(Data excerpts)

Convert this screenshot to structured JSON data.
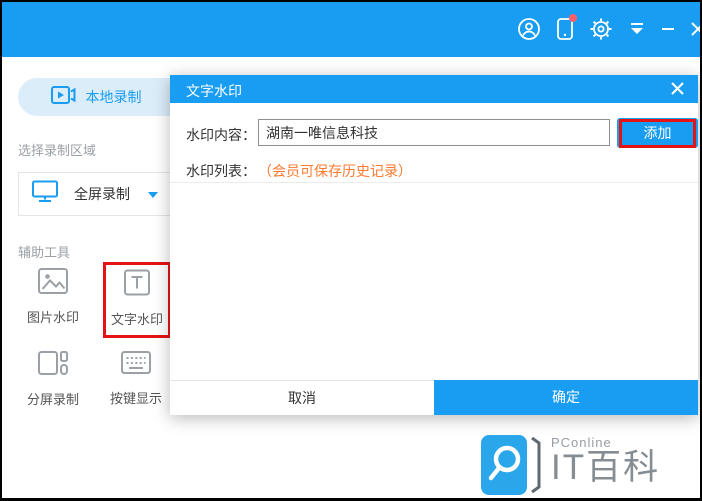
{
  "colors": {
    "accent_blue": "#189df2",
    "light_blue_pill": "#dcedfa",
    "note_orange": "#ff7a2f",
    "annotation_red": "#e51414",
    "badge_red": "#ff5f6b"
  },
  "titlebar": {
    "icons": [
      "user-icon",
      "phone-notification-icon",
      "settings-gear-icon",
      "collapse-arrow-icon",
      "minimize-icon",
      "close-icon"
    ]
  },
  "sidebar": {
    "local_record_tab": "本地录制",
    "region_section_label": "选择录制区域",
    "region_selected": "全屏录制",
    "tools_section_label": "辅助工具",
    "tools": [
      {
        "label": "图片水印",
        "icon": "image-watermark-icon",
        "highlighted": false
      },
      {
        "label": "文字水印",
        "icon": "text-watermark-icon",
        "highlighted": true
      },
      {
        "label": "分屏录制",
        "icon": "split-screen-icon",
        "highlighted": false
      },
      {
        "label": "按键显示",
        "icon": "keyboard-display-icon",
        "highlighted": false
      }
    ]
  },
  "dialog": {
    "title": "文字水印",
    "watermark_content_label": "水印内容：",
    "watermark_content_value": "湖南一唯信息科技",
    "add_button": "添加",
    "watermark_list_label": "水印列表：",
    "watermark_list_note": "（会员可保存历史记录）",
    "cancel_button": "取消",
    "confirm_button": "确定"
  },
  "footer_logo": {
    "brand": "PConline",
    "site": "IT百科"
  }
}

■ Stated goal: Write out the material above once more, exactly as it reads, with no pictures.

■ Complete answer:
Convert this screenshot to structured JSON data.
{
  "colors": {
    "accent_blue": "#189df2",
    "light_blue_pill": "#dcedfa",
    "note_orange": "#ff7a2f",
    "annotation_red": "#e51414",
    "badge_red": "#ff5f6b"
  },
  "titlebar": {
    "icons": [
      "user-icon",
      "phone-notification-icon",
      "settings-gear-icon",
      "collapse-arrow-icon",
      "minimize-icon",
      "close-icon"
    ]
  },
  "sidebar": {
    "local_record_tab": "本地录制",
    "region_section_label": "选择录制区域",
    "region_selected": "全屏录制",
    "tools_section_label": "辅助工具",
    "tools": [
      {
        "label": "图片水印",
        "icon": "image-watermark-icon",
        "highlighted": false
      },
      {
        "label": "文字水印",
        "icon": "text-watermark-icon",
        "highlighted": true
      },
      {
        "label": "分屏录制",
        "icon": "split-screen-icon",
        "highlighted": false
      },
      {
        "label": "按键显示",
        "icon": "keyboard-display-icon",
        "highlighted": false
      }
    ]
  },
  "dialog": {
    "title": "文字水印",
    "watermark_content_label": "水印内容：",
    "watermark_content_value": "湖南一唯信息科技",
    "add_button": "添加",
    "watermark_list_label": "水印列表：",
    "watermark_list_note": "（会员可保存历史记录）",
    "cancel_button": "取消",
    "confirm_button": "确定"
  },
  "footer_logo": {
    "brand": "PConline",
    "site": "IT百科"
  }
}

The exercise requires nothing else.